The cost of raw materials and energy used to manufacture our products could increase and the availability of certain raw materials could become constrained.
 
We require access to sufficient and reasonably priced quantities of pulpwood, purchased pulps, pulp substitutes, abaca fiber and certain other raw materials. Our Spring Grove and Chillicothe locations are vertically integrated manufacturing facilities that generate in excess of 85% of their annual pulp requirements. However, as a result of selling timberlands over the past two years, purchased timber will represent a larger source of the total pulpwood used in our operations.
 
Our Philippine mill purchases abaca fiber to produce abaca pulp, which we use to manufacture our tea bag and coffee pods/pads and filter paper products at our Gernsbach, Scaër and Lydney facilities. However, in the past the supply of abaca fiber has been constrained unexpectedly due to severe weather related damage to the source crop as well as selection by land owners of alternative uses of land in lieu of fiber producing activities. As a result of supply constraints, pricing pressure persists.
 
The cost of many of our production materials and costs, including petroleum based chemicals and freight charges, are influenced by the cost of oil. In addition, coal is a principal source of fuel for both the Spring Grove and Chillicothe facilities and natural gas is used as a source of fuel for our Chillicothe and Composite Fibers’ business unit facilities. Also, in prior years other input costs such as caustic, starch and others, have exhibited extreme upward pricing pressure. In addition, our vendors’ liquidity may be impacted by the economy creating supply shortages.
 
We may not be able to pass increased raw materials or energy costs on to our customers if the market will not bear the higher price or where existing agreements with our customers limit price increases. If price adjustments significantly trail increases in raw materials or energy prices our operating results could be adversely affected.

Box coordinate listings:
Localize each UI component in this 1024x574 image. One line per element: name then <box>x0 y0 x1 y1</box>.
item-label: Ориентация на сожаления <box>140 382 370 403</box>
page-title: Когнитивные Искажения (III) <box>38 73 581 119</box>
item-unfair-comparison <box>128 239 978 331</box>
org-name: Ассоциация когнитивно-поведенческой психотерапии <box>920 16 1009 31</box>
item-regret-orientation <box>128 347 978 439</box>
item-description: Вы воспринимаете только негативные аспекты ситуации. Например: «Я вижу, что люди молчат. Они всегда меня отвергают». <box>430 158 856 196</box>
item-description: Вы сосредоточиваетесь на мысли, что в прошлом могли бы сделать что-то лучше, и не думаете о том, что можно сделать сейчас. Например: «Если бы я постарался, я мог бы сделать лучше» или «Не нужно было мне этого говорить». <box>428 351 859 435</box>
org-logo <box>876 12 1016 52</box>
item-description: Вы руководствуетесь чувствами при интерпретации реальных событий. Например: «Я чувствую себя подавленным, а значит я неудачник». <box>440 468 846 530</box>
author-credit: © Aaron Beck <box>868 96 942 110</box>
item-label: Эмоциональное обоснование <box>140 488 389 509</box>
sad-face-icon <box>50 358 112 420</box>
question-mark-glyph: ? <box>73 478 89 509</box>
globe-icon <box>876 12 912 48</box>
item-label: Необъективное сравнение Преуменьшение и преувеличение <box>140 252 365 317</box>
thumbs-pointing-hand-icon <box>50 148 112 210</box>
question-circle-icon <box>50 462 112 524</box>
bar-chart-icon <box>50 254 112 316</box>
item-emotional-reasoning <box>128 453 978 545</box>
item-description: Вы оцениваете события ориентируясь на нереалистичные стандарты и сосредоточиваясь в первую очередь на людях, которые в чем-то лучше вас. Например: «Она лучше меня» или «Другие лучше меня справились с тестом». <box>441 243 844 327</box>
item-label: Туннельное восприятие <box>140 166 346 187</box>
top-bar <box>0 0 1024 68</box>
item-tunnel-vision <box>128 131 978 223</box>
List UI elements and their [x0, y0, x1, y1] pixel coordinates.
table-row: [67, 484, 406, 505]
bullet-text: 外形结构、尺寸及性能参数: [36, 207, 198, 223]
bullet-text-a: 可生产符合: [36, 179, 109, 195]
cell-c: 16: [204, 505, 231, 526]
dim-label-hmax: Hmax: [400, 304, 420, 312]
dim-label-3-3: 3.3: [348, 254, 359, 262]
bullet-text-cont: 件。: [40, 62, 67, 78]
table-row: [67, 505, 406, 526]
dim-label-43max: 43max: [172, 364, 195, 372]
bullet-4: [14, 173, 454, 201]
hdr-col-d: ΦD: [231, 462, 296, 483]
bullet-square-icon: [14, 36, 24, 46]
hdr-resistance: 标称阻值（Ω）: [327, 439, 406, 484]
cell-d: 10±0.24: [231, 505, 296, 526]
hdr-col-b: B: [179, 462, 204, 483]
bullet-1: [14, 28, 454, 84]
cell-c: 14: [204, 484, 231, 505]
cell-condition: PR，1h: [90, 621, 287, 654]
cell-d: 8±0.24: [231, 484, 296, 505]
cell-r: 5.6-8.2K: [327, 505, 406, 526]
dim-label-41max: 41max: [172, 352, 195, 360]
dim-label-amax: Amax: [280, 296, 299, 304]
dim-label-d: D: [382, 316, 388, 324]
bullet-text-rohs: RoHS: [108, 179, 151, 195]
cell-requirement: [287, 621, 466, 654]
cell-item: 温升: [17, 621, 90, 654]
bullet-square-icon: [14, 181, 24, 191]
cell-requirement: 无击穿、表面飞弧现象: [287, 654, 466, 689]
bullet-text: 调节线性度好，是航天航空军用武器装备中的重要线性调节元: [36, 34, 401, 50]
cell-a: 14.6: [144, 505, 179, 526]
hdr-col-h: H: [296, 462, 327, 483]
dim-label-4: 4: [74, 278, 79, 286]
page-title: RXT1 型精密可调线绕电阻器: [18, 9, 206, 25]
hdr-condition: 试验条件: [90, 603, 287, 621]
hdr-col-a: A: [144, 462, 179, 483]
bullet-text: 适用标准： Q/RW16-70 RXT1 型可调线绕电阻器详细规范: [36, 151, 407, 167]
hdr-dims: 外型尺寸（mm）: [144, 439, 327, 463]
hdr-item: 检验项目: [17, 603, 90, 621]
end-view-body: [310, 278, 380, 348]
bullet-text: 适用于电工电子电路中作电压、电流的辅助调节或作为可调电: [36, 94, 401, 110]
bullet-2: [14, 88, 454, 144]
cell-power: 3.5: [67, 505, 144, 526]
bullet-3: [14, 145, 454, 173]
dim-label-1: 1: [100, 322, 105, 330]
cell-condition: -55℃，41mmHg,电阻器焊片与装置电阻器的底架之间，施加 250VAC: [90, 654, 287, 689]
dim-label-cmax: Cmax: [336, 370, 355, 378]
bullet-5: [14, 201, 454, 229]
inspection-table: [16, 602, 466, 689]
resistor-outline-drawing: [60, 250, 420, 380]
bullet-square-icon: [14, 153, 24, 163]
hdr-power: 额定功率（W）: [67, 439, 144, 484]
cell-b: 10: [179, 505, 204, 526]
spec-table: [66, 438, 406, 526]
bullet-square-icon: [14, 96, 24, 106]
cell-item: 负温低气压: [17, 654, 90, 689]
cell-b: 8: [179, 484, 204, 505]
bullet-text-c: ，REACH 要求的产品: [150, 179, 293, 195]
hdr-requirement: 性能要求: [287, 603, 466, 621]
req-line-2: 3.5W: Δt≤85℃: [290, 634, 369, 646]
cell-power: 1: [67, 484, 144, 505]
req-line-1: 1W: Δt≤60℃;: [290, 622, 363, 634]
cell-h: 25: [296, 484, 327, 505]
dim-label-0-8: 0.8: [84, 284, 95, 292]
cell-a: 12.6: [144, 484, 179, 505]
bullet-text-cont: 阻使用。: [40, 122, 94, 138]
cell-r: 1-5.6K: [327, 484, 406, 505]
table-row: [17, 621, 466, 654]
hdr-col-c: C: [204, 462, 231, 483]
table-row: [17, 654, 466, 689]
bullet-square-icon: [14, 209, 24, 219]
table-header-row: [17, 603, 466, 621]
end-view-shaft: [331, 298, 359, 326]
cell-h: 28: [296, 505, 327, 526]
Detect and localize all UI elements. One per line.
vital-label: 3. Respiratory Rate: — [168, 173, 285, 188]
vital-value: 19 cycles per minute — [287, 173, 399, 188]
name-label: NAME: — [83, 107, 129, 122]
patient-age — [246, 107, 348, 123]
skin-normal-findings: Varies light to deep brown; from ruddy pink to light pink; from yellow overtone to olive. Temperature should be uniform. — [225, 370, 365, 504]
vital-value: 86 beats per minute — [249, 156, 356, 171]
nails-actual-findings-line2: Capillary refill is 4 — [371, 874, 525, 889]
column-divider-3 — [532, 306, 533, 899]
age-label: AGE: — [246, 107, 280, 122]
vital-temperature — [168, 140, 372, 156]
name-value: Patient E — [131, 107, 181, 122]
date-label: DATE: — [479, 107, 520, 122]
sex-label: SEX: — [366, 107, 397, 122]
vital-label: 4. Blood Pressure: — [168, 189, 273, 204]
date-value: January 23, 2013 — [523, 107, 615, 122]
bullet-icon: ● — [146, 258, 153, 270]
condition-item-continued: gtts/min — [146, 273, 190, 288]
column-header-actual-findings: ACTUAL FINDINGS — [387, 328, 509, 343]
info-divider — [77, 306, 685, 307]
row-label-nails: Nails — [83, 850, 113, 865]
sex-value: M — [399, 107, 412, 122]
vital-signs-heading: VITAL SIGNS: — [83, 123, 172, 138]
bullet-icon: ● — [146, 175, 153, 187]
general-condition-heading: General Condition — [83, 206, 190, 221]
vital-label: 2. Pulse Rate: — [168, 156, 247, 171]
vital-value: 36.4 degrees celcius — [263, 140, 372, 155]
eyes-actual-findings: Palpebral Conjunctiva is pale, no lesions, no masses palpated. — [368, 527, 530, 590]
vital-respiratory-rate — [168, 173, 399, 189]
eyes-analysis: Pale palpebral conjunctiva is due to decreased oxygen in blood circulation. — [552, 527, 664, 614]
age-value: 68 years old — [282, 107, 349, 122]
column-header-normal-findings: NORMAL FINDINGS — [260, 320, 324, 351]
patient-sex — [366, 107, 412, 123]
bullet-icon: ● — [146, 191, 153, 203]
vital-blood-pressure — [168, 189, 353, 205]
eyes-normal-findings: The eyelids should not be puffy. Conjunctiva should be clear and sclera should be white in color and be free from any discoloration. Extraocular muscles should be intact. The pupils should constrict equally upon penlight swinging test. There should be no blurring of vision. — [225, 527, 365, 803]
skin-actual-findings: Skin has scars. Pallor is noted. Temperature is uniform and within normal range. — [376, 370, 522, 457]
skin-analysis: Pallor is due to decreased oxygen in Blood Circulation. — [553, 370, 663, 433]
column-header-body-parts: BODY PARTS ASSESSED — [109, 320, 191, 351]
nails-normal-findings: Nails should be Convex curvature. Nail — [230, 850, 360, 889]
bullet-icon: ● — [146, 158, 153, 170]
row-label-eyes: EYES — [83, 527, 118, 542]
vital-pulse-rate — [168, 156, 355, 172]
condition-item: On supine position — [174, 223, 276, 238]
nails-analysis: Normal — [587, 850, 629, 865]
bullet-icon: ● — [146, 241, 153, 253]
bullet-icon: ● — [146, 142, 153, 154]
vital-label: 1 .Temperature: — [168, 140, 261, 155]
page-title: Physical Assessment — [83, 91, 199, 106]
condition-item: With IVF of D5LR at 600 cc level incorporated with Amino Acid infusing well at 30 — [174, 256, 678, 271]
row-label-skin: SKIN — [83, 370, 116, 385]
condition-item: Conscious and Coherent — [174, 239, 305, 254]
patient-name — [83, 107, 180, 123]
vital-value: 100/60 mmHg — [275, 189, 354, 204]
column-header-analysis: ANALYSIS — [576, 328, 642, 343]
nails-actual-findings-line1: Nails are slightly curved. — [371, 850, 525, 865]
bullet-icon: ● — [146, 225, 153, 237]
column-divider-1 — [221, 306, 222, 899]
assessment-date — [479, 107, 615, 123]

**To do:**
1. In the text on raw materials and energy costs, what share of their annual pulp requirements do the Spring Grove and Chillicothe facilities generate?
2. Pick up the text on raw materials and energy costs after its final sentence and continue it in the same style.

**Results in order:**
1. More than 85%.

2.
 
Our industry is highly competitive and increased competition could reduce our sales and profitability.
 
In recent years, the global paper industry in which we compete has been adversely affected by paper producing capacity exceeding the demand for products and by declining uncoated free sheet demand. As a result, the uncoated free sheet industry has taken steps to reduce underperforming capacity. However, slowing demand or increased competition could force us to lower our prices or to offer additional services at a higher cost to us, which could reduce our gross margins and net income. The greater financial resources of certain of our competitors may enable them to commit larger amounts of capital in response to changing market conditions. Certain competitors may also have the ability to develop product or service innovations that could put us at a competitive disadvantage.
 
Some of the factors that may adversely affect our ability to compete in the markets in which we participate include:
 
  •  the entry of new competitors into the markets we serve, including foreign producers;
 
  •  the willingness of commodity-based paper producers to enter our specialty markets when they are unable to compete or when demand softens in their traditional markets;
 
  •  the aggressiveness of our competitors’ pricing strategies, which could force us to decrease prices in order to maintain market share;
 
  •  our failure to anticipate and respond to changing customer preferences;
 
  •  the impact of emerging electronic-based substitutes for certain of our products such as book publishing and envelope;
 
  •  our inability to develop new, improved or enhanced products; and
 
  •  our inability to maintain the cost efficiency of our facilities.
 
If we cannot effectively compete in the markets in which we operate, our sales and operating results would be adversely affected.
 
We may not be able to develop new products acceptable to our customers.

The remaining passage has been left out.